Given problem: Pictures within the data are to be left out; everything else must be reproduced exactly.

## begin

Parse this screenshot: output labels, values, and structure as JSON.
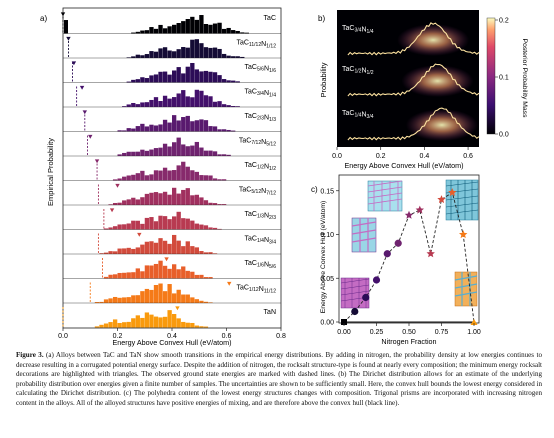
{
  "panels": {
    "a": {
      "label": "a)",
      "ylabel": "Empirical Probability",
      "xlabel": "Energy Above Convex Hull (eV/atom)",
      "xticks": [
        "0.0",
        "0.2",
        "0.4",
        "0.6",
        "0.8"
      ],
      "rows": [
        {
          "label": "TaC",
          "color": "#000004"
        },
        {
          "label": "TaC11/12N1/12",
          "color": "#140b35"
        },
        {
          "label": "TaC5/6N1/6",
          "color": "#2c0c57"
        },
        {
          "label": "TaC3/4N1/4",
          "color": "#43106b"
        },
        {
          "label": "TaC2/3N1/3",
          "color": "#591a6e"
        },
        {
          "label": "TaC7/12N5/12",
          "color": "#6f236f"
        },
        {
          "label": "TaC1/2N1/2",
          "color": "#872a6c"
        },
        {
          "label": "TaC5/12N7/12",
          "color": "#a0305f"
        },
        {
          "label": "TaC1/3N2/3",
          "color": "#b83a51"
        },
        {
          "label": "TaC1/4N3/4",
          "color": "#d24b3c"
        },
        {
          "label": "TaC1/6N5/6",
          "color": "#e85f2a"
        },
        {
          "label": "TaC1/12N11/12",
          "color": "#f57a18"
        },
        {
          "label": "TaN",
          "color": "#f99a0d"
        }
      ]
    },
    "b": {
      "label": "b)",
      "ylabel": "Probability",
      "xlabel": "Energy Above Convex Hull (eV/atom)",
      "xticks": [
        "0.0",
        "0.2",
        "0.4",
        "0.6"
      ],
      "curves": [
        "TaC3/4N1/4",
        "TaC1/2N1/2",
        "TaC1/4N3/4"
      ],
      "colorbar": {
        "label": "Posterior Probability Mass",
        "ticks": [
          "0.2",
          "0.1",
          "0.0"
        ]
      }
    },
    "c": {
      "label": "c)",
      "ylabel": "Energy Above Convex Hull (eV/atom)",
      "xlabel": "Nitrogen Fraction",
      "xticks": [
        "0.00",
        "0.25",
        "0.50",
        "0.75",
        "1.00"
      ],
      "yticks": [
        "0.00",
        "0.05",
        "0.10",
        "0.15"
      ]
    }
  },
  "chart_data": [
    {
      "type": "bar",
      "title": "",
      "xlabel": "Energy Above Convex Hull (eV/atom)",
      "ylabel": "Empirical Probability",
      "xlim": [
        0,
        0.8
      ],
      "ground_state_energies": [
        0.0,
        0.02,
        0.035,
        0.05,
        0.08,
        0.09,
        0.125,
        0.13,
        0.15,
        0.13,
        0.145,
        0.1,
        0.0
      ],
      "min_decoration_energies": [
        0.0,
        0.02,
        0.04,
        0.07,
        0.08,
        0.1,
        0.125,
        0.2,
        0.18,
        0.28,
        0.38,
        0.61,
        0.42
      ]
    },
    {
      "type": "scatter",
      "xlabel": "Nitrogen Fraction",
      "ylabel": "Energy Above Convex Hull (eV/atom)",
      "xlim": [
        0,
        1
      ],
      "ylim": [
        0,
        0.16
      ],
      "x": [
        0.0,
        0.083,
        0.167,
        0.25,
        0.333,
        0.417,
        0.5,
        0.583,
        0.667,
        0.75,
        0.833,
        0.917,
        1.0
      ],
      "y": [
        0.0,
        0.012,
        0.028,
        0.048,
        0.078,
        0.09,
        0.122,
        0.128,
        0.078,
        0.14,
        0.148,
        0.1,
        0.0
      ]
    }
  ],
  "caption": {
    "figure_label": "Figure 3.",
    "text": "(a) Alloys between TaC and TaN show smooth transitions in the empirical energy distributions. By adding in nitrogen, the probability density at low energies continues to decrease resulting in a corrugated potential energy surface. Despite the addition of nitrogen, the rocksalt structure-type is found at nearly every composition; the minimum energy rocksalt decorations are highlighted with triangles. The observed ground state energies are marked with dashed lines. (b) The Dirichet distribution allows for an estimate of the underlying probability distribution over energies given a finite number of samples. The uncertainties are shown to be sufficiently small. Here, the convex hull bounds the lowest energy considered in calculating the Dirichet distribution. (c) The polyhedra content of the lowest energy structures changes with composition. Trigonal prisms are incorporated with increasing nitrogen content in the alloys. All of the alloyed structures have positive energies of mixing, and are therefore above the convex hull (black line)."
  }
}
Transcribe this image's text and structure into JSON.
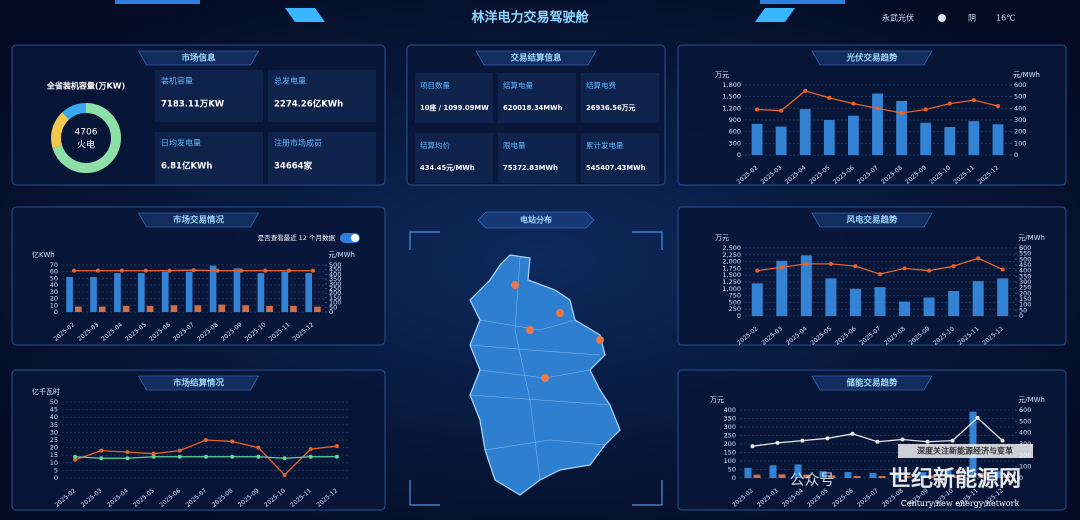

## end

Solution:
Parse this screenshot: output labels, values, and structure as JSON.
{
  "panels": {
    "a": {
      "label": "a)",
      "ylabel": "Empirical Probability",
      "xlabel": "Energy Above Convex Hull (eV/atom)",
      "xticks": [
        "0.0",
        "0.2",
        "0.4",
        "0.6",
        "0.8"
      ],
      "rows": [
        {
          "label": "TaC",
          "color": "#000004"
        },
        {
          "label": "TaC11/12N1/12",
          "color": "#140b35"
        },
        {
          "label": "TaC5/6N1/6",
          "color": "#2c0c57"
        },
        {
          "label": "TaC3/4N1/4",
          "color": "#43106b"
        },
        {
          "label": "TaC2/3N1/3",
          "color": "#591a6e"
        },
        {
          "label": "TaC7/12N5/12",
          "color": "#6f236f"
        },
        {
          "label": "TaC1/2N1/2",
          "color": "#872a6c"
        },
        {
          "label": "TaC5/12N7/12",
          "color": "#a0305f"
        },
        {
          "label": "TaC1/3N2/3",
          "color": "#b83a51"
        },
        {
          "label": "TaC1/4N3/4",
          "color": "#d24b3c"
        },
        {
          "label": "TaC1/6N5/6",
          "color": "#e85f2a"
        },
        {
          "label": "TaC1/12N11/12",
          "color": "#f57a18"
        },
        {
          "label": "TaN",
          "color": "#f99a0d"
        }
      ]
    },
    "b": {
      "label": "b)",
      "ylabel": "Probability",
      "xlabel": "Energy Above Convex Hull (eV/atom)",
      "xticks": [
        "0.0",
        "0.2",
        "0.4",
        "0.6"
      ],
      "curves": [
        "TaC3/4N1/4",
        "TaC1/2N1/2",
        "TaC1/4N3/4"
      ],
      "colorbar": {
        "label": "Posterior Probability Mass",
        "ticks": [
          "0.2",
          "0.1",
          "0.0"
        ]
      }
    },
    "c": {
      "label": "c)",
      "ylabel": "Energy Above Convex Hull (eV/atom)",
      "xlabel": "Nitrogen Fraction",
      "xticks": [
        "0.00",
        "0.25",
        "0.50",
        "0.75",
        "1.00"
      ],
      "yticks": [
        "0.00",
        "0.05",
        "0.10",
        "0.15"
      ]
    }
  },
  "chart_data": [
    {
      "type": "bar",
      "title": "",
      "xlabel": "Energy Above Convex Hull (eV/atom)",
      "ylabel": "Empirical Probability",
      "xlim": [
        0,
        0.8
      ],
      "ground_state_energies": [
        0.0,
        0.02,
        0.035,
        0.05,
        0.08,
        0.09,
        0.125,
        0.13,
        0.15,
        0.13,
        0.145,
        0.1,
        0.0
      ],
      "min_decoration_energies": [
        0.0,
        0.02,
        0.04,
        0.07,
        0.08,
        0.1,
        0.125,
        0.2,
        0.18,
        0.28,
        0.38,
        0.61,
        0.42
      ]
    },
    {
      "type": "scatter",
      "xlabel": "Nitrogen Fraction",
      "ylabel": "Energy Above Convex Hull (eV/atom)",
      "xlim": [
        0,
        1
      ],
      "ylim": [
        0,
        0.16
      ],
      "x": [
        0.0,
        0.083,
        0.167,
        0.25,
        0.333,
        0.417,
        0.5,
        0.583,
        0.667,
        0.75,
        0.833,
        0.917,
        1.0
      ],
      "y": [
        0.0,
        0.012,
        0.028,
        0.048,
        0.078,
        0.09,
        0.122,
        0.128,
        0.078,
        0.14,
        0.148,
        0.1,
        0.0
      ]
    }
  ],
  "caption": {
    "figure_label": "Figure 3.",
    "text": "(a) Alloys between TaC and TaN show smooth transitions in the empirical energy distributions. By adding in nitrogen, the probability density at low energies continues to decrease resulting in a corrugated potential energy surface. Despite the addition of nitrogen, the rocksalt structure-type is found at nearly every composition; the minimum energy rocksalt decorations are highlighted with triangles. The observed ground state energies are marked with dashed lines. (b) The Dirichet distribution allows for an estimate of the underlying probability distribution over energies given a finite number of samples. The uncertainties are shown to be sufficiently small. Here, the convex hull bounds the lowest energy considered in calculating the Dirichet distribution. (c) The polyhedra content of the lowest energy structures changes with composition. Trigonal prisms are incorporated with increasing nitrogen content in the alloys. All of the alloyed structures have positive energies of mixing, and are therefore above the convex hull (black line)."
  }
}
Transcribe this image's text and structure into JSON.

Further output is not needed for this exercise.